§ Problem details:
For the listing below, give the count of lines containing the string "emoji" and nothing else.

-- START --

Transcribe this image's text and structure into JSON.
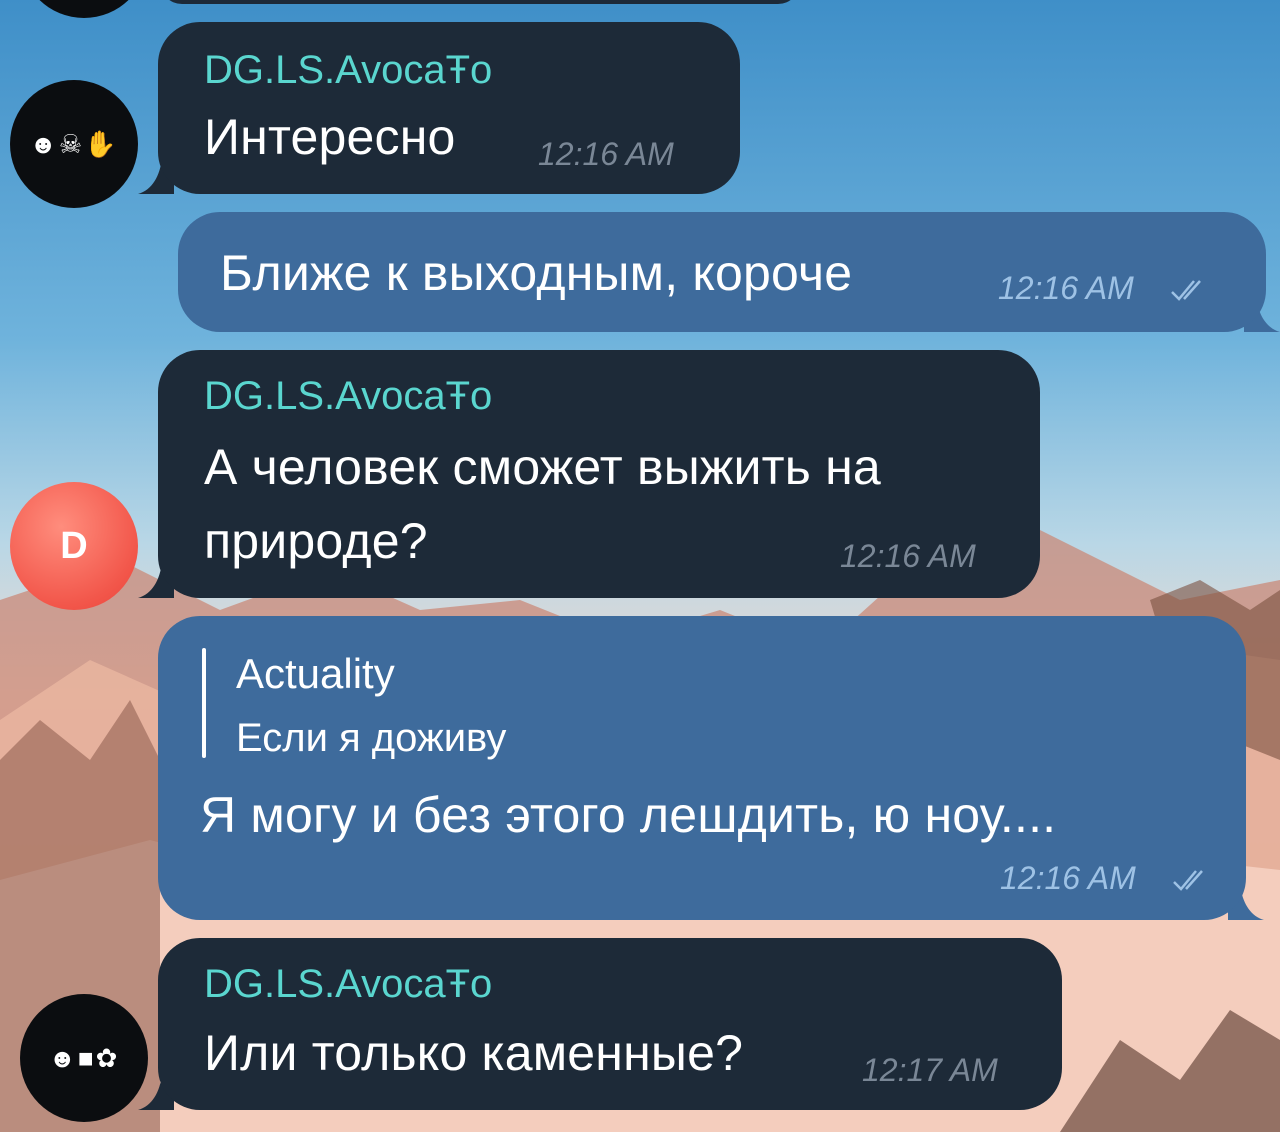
{
  "chat": {
    "messages": [
      {
        "sender": "DG.LS.AvocaŦo",
        "text": "Интересно",
        "time": "12:16 AM",
        "avatar": "skull-emoji-avatar"
      },
      {
        "text": "Ближе к выходным, короче",
        "time": "12:16 AM",
        "status": "read"
      },
      {
        "sender": "DG.LS.AvocaŦo",
        "text_line1": "А человек сможет выжить на",
        "text_line2": "природе?",
        "time": "12:16 AM",
        "avatar_letter": "D"
      },
      {
        "reply_name": "Actuality",
        "reply_text": "Если я доживу",
        "text": "Я могу и без этого лешдить, ю ноу....",
        "time": "12:16 AM",
        "status": "read"
      },
      {
        "sender": "DG.LS.AvocaŦo",
        "text": "Или только каменные?",
        "time": "12:17 AM",
        "avatar": "emoji-avatar"
      }
    ]
  },
  "colors": {
    "incoming_bubble": "#1d2a38",
    "outgoing_bubble": "#3e6b9c",
    "sender_name": "#5ad6cf"
  }
}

-- END --

§ Correct result:
2